### What you will do
Each line of the material below that holds the word "second" needs to be copied.

# # #

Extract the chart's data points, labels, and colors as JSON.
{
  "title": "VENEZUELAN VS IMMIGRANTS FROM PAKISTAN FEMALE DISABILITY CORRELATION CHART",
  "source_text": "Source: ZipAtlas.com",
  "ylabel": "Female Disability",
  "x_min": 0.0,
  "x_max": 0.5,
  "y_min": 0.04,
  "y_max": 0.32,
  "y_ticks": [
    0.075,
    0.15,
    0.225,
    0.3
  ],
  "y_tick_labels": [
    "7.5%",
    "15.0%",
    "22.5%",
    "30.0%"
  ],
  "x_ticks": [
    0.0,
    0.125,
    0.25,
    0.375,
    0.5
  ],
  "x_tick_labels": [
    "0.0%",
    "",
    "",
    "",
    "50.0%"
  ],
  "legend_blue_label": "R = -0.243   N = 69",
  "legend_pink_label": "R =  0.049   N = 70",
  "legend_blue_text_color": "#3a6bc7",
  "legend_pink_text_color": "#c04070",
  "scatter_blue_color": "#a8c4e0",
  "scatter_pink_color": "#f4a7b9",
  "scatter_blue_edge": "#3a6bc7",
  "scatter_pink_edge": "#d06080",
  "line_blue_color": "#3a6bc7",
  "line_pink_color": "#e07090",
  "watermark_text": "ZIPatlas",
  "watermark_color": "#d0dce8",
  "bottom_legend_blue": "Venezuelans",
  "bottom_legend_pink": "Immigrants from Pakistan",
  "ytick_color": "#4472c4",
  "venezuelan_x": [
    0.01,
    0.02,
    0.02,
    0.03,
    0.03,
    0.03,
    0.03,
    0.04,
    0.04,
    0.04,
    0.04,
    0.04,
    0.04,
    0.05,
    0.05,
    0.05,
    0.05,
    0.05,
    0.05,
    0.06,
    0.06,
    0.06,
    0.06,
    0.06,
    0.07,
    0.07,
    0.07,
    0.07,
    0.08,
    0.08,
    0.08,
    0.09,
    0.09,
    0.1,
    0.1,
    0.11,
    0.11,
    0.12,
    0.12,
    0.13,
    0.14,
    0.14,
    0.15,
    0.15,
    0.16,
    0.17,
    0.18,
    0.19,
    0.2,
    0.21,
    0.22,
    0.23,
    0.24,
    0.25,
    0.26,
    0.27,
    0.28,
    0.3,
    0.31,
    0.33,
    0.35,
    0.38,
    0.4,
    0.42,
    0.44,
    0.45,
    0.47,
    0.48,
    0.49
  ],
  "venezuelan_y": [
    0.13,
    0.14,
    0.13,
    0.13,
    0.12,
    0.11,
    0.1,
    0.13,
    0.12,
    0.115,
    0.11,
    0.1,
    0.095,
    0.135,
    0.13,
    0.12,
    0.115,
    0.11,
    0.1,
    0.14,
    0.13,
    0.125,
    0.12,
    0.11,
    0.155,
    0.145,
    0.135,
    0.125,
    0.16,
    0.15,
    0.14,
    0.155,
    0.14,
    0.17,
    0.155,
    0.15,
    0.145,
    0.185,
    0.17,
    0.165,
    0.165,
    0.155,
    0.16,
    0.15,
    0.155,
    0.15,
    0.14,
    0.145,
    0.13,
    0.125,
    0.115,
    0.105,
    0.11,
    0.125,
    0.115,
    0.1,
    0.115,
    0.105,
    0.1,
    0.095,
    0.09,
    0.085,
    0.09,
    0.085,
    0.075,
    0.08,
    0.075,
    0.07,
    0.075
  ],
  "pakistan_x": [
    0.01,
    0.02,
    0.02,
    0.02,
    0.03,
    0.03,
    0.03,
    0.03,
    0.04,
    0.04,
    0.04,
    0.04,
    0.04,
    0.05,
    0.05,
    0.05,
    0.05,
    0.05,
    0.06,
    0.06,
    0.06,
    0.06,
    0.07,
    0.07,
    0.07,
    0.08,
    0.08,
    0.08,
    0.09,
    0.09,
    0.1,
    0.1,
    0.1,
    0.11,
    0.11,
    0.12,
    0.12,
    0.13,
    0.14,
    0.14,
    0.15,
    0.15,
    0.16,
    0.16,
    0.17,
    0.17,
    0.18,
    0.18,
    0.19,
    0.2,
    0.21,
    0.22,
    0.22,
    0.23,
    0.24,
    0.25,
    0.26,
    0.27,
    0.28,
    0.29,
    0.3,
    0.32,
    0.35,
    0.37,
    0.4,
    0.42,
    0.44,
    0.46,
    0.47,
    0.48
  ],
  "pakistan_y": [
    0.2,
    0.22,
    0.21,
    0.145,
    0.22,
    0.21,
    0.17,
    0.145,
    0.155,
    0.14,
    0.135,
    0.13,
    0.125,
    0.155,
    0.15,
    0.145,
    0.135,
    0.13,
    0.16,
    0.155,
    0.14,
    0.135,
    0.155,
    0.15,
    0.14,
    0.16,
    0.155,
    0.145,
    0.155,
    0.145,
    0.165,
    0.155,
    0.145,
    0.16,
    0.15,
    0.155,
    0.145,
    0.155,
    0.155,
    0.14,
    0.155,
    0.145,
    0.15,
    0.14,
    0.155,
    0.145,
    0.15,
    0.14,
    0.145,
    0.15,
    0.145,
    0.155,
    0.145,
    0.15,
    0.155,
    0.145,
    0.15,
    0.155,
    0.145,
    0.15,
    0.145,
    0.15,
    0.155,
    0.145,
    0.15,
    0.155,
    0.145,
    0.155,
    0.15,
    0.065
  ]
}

# # #

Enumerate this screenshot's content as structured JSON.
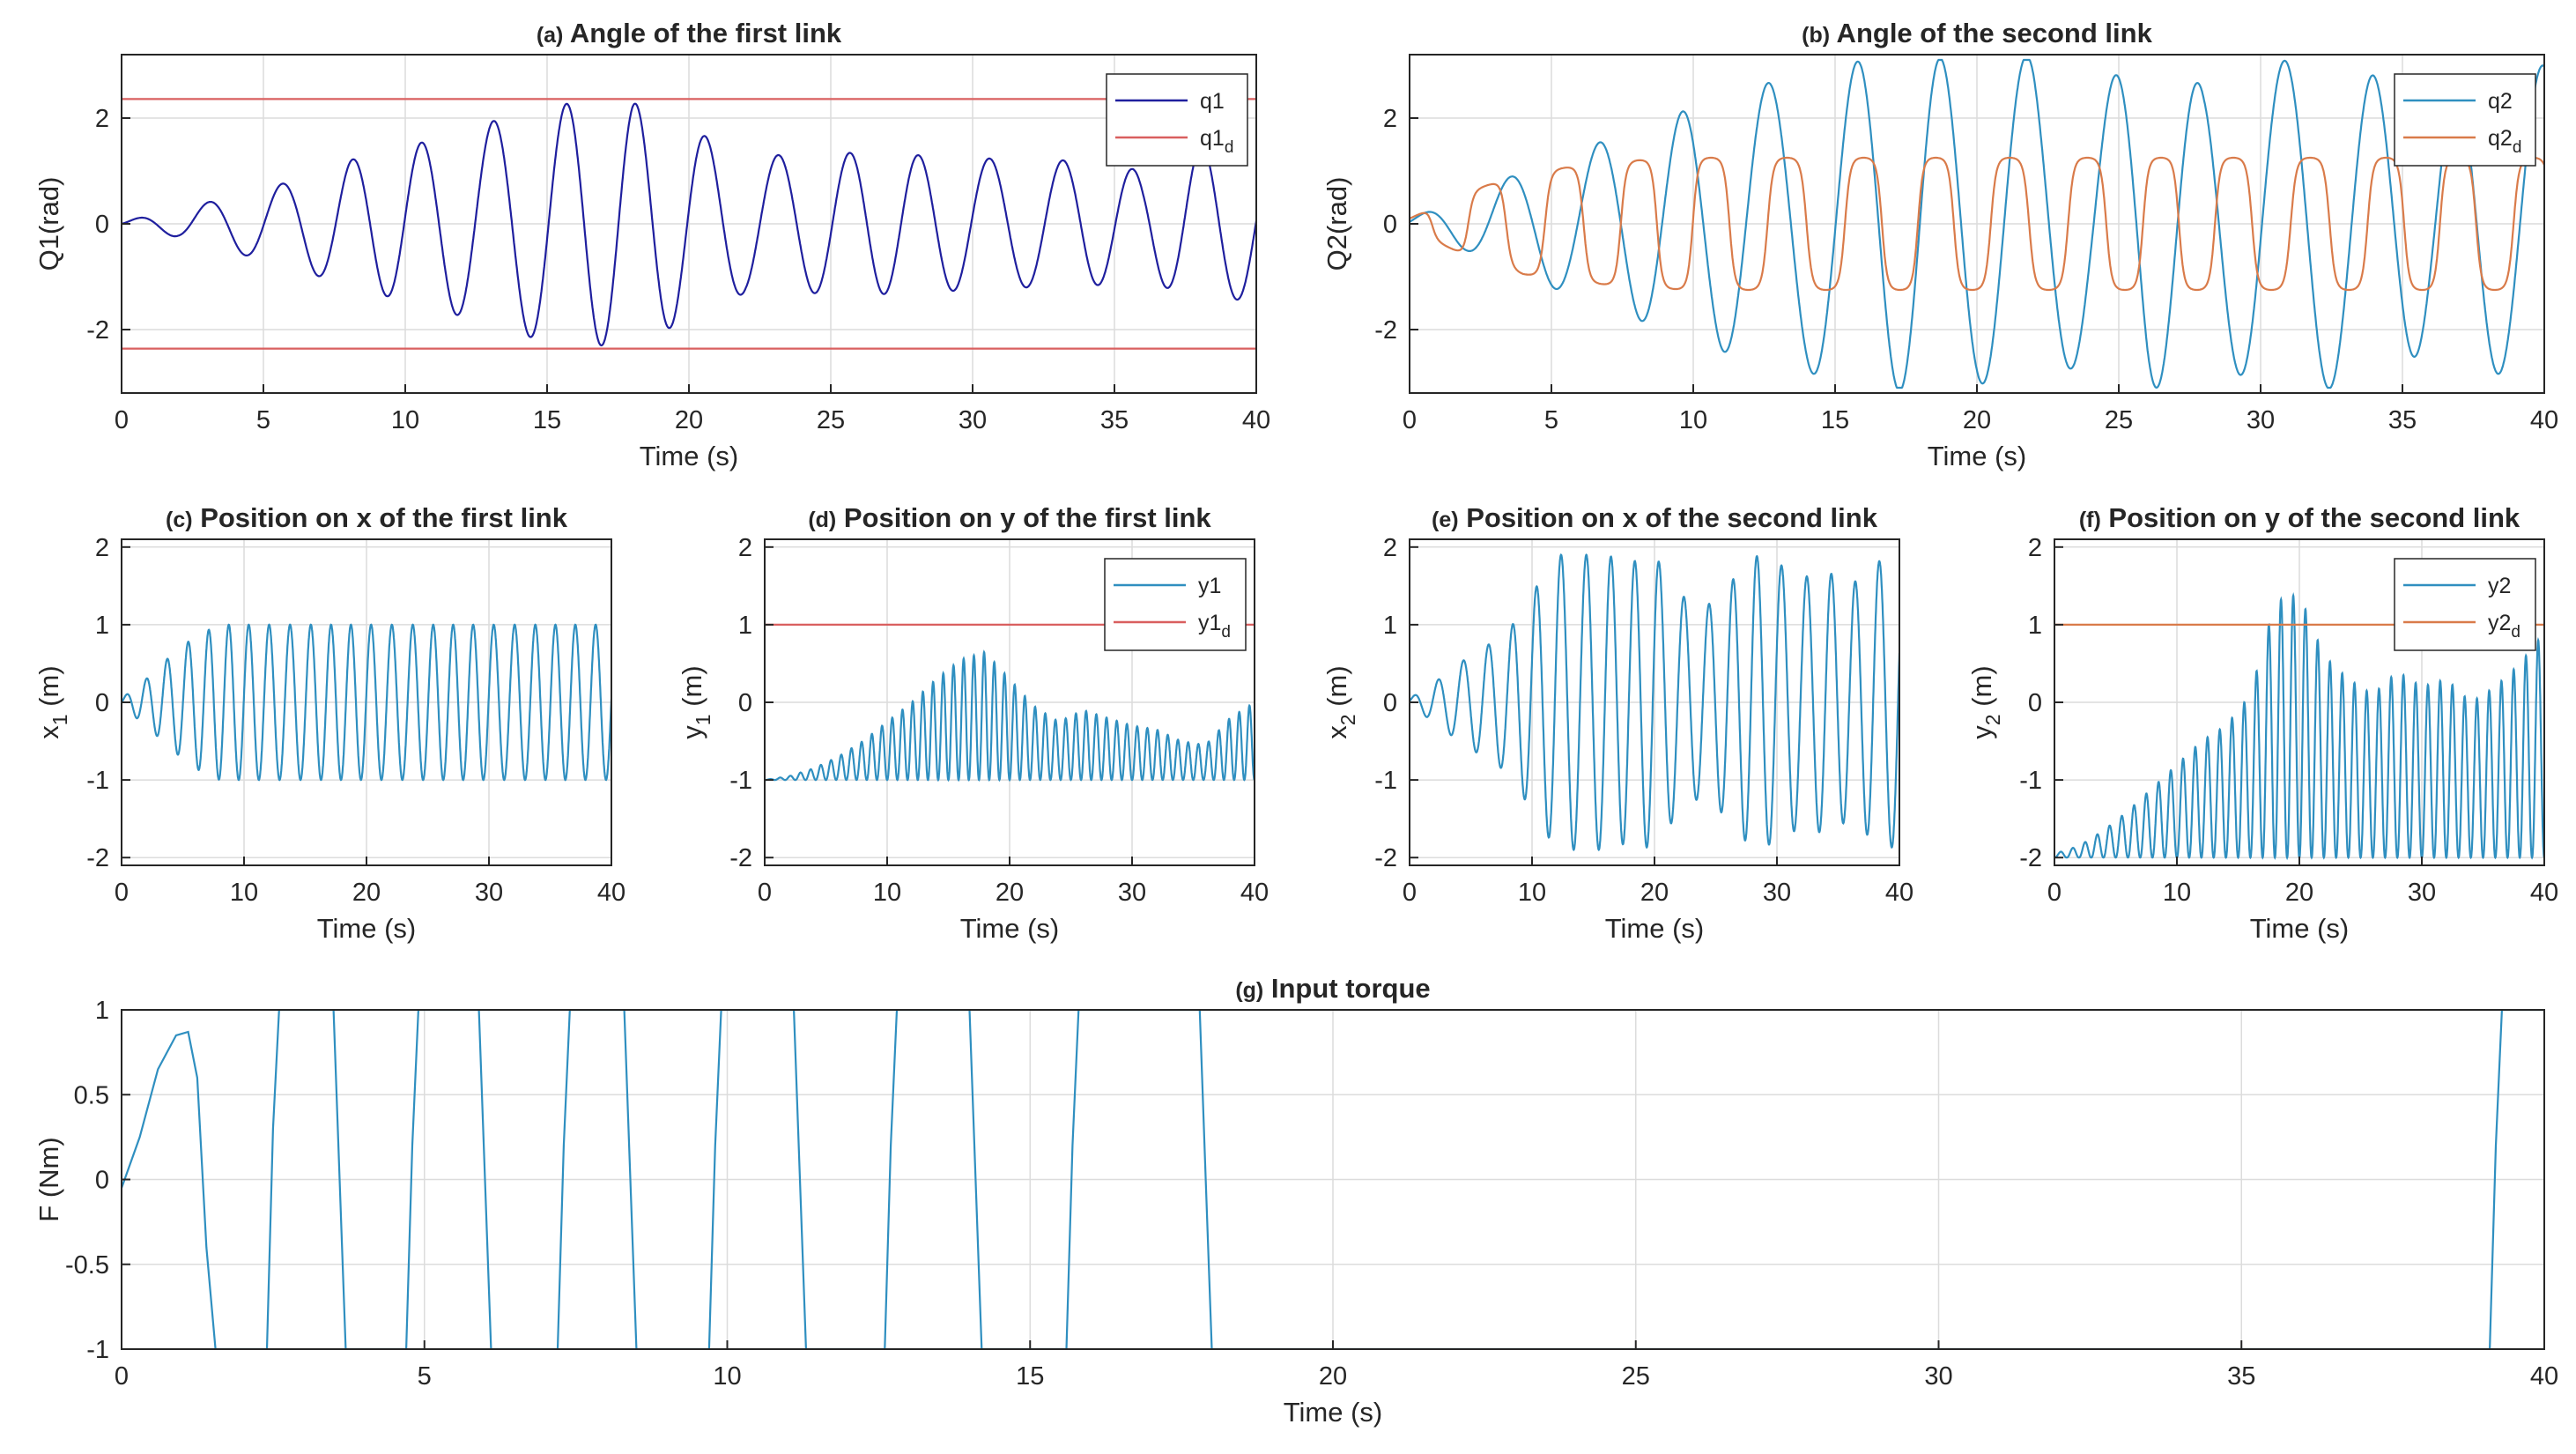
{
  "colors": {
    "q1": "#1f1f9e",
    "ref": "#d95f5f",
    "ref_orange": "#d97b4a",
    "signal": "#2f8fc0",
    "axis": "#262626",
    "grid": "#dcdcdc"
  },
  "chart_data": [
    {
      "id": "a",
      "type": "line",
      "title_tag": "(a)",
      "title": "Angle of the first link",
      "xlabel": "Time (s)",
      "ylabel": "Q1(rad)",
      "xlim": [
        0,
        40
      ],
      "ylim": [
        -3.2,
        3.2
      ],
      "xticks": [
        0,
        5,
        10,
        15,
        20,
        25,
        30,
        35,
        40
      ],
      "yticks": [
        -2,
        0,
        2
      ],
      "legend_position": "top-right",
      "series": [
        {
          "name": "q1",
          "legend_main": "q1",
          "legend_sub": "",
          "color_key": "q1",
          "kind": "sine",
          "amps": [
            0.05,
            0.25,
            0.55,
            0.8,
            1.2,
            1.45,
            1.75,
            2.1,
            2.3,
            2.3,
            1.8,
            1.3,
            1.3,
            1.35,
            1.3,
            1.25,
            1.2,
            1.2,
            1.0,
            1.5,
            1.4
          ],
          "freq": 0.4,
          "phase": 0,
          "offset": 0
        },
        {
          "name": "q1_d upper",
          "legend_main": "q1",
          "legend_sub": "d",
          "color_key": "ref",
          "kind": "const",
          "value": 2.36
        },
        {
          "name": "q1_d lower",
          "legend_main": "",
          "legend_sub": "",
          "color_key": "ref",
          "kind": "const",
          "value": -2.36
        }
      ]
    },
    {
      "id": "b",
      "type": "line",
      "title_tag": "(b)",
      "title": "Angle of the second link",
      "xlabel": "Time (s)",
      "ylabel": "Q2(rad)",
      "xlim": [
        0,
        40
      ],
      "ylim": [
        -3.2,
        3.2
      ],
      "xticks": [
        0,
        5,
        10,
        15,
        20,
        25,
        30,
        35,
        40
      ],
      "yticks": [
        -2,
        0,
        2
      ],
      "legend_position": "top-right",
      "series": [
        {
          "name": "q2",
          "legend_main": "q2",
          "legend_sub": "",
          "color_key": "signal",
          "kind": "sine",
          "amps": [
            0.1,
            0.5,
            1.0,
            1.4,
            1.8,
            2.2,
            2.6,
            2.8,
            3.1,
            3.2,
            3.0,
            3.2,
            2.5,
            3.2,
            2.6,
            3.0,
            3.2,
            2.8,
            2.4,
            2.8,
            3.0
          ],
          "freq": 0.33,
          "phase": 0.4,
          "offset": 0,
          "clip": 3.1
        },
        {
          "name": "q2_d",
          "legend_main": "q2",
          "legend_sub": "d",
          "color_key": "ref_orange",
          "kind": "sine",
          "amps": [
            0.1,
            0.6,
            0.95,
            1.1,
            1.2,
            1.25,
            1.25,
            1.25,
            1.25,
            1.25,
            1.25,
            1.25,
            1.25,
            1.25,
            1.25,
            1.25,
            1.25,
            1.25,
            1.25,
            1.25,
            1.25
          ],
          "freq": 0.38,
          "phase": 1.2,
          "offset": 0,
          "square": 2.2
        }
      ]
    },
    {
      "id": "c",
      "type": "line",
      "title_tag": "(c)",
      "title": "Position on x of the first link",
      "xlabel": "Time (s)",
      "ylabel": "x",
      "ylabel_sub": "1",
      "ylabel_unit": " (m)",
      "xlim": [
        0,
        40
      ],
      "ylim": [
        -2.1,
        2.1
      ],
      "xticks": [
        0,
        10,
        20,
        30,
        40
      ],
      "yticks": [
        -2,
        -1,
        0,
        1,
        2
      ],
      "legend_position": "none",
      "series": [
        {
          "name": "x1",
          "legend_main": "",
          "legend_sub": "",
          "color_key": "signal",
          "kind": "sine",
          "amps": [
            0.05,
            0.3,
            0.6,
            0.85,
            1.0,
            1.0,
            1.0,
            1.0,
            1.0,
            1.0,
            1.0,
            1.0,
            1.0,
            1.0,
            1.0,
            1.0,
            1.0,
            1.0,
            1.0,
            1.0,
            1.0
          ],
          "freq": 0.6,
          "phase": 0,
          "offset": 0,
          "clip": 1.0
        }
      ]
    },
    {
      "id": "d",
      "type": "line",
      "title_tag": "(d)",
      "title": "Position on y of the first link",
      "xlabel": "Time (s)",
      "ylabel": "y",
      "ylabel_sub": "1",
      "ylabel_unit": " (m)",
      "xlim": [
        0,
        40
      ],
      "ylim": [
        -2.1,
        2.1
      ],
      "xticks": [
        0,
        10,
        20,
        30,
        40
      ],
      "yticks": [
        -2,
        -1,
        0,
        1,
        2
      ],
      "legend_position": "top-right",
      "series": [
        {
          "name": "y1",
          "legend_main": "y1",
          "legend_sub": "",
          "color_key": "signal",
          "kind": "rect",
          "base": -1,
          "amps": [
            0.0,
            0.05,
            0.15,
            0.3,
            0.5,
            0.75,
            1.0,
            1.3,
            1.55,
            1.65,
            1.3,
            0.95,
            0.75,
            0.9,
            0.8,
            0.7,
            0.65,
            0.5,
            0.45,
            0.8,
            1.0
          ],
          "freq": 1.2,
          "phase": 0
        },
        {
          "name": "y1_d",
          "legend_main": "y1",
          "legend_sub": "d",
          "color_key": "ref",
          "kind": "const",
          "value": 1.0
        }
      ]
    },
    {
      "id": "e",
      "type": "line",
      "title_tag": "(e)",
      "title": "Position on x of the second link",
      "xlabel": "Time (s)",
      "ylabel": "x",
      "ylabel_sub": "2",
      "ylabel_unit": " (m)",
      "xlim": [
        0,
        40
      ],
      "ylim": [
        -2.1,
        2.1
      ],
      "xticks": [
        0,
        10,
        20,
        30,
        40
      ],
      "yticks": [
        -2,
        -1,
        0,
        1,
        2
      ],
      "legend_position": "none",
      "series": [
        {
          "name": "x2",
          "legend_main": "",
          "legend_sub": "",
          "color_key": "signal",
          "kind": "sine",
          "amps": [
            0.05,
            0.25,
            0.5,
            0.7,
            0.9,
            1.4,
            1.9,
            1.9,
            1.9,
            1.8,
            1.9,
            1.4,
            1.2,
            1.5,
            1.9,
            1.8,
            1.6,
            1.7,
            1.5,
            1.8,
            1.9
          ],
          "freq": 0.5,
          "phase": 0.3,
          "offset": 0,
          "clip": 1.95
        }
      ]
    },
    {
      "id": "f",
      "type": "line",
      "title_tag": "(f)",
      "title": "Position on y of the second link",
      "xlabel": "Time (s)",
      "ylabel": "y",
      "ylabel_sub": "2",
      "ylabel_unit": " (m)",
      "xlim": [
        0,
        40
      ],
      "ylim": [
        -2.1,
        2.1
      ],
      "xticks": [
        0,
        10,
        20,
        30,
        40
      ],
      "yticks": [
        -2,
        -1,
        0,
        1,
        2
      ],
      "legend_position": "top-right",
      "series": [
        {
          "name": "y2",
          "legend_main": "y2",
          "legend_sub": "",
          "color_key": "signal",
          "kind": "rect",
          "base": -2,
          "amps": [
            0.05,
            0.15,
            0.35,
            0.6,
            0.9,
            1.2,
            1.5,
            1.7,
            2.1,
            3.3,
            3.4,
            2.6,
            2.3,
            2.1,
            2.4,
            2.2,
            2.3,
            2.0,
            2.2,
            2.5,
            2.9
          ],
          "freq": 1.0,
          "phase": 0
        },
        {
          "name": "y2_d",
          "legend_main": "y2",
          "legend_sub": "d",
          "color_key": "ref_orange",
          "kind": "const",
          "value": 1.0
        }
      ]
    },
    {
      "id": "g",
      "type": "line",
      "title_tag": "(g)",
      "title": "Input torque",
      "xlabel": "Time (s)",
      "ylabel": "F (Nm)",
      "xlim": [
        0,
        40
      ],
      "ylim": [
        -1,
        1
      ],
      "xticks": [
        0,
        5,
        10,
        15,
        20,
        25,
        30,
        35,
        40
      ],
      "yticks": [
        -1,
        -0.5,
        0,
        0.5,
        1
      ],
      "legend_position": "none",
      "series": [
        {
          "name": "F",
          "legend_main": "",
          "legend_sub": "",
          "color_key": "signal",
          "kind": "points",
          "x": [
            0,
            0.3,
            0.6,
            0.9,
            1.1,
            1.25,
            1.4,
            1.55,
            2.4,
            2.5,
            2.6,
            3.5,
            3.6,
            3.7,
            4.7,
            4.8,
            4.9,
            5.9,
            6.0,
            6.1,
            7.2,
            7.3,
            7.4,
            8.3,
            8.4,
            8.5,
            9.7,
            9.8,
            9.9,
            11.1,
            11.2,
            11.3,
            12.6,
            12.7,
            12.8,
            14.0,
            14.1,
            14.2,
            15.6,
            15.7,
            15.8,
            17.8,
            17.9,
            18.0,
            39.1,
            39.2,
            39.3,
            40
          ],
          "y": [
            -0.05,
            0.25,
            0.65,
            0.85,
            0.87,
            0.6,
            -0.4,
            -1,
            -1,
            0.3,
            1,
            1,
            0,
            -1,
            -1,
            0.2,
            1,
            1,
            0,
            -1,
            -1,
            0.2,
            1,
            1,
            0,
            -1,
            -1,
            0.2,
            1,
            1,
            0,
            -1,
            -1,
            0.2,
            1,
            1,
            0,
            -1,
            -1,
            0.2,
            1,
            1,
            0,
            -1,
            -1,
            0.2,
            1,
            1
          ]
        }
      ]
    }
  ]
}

# # #

### Full solution
      "title": "Angle of the second link",
      "title": "Position on x of the second link",
      "title": "Position on y of the second link",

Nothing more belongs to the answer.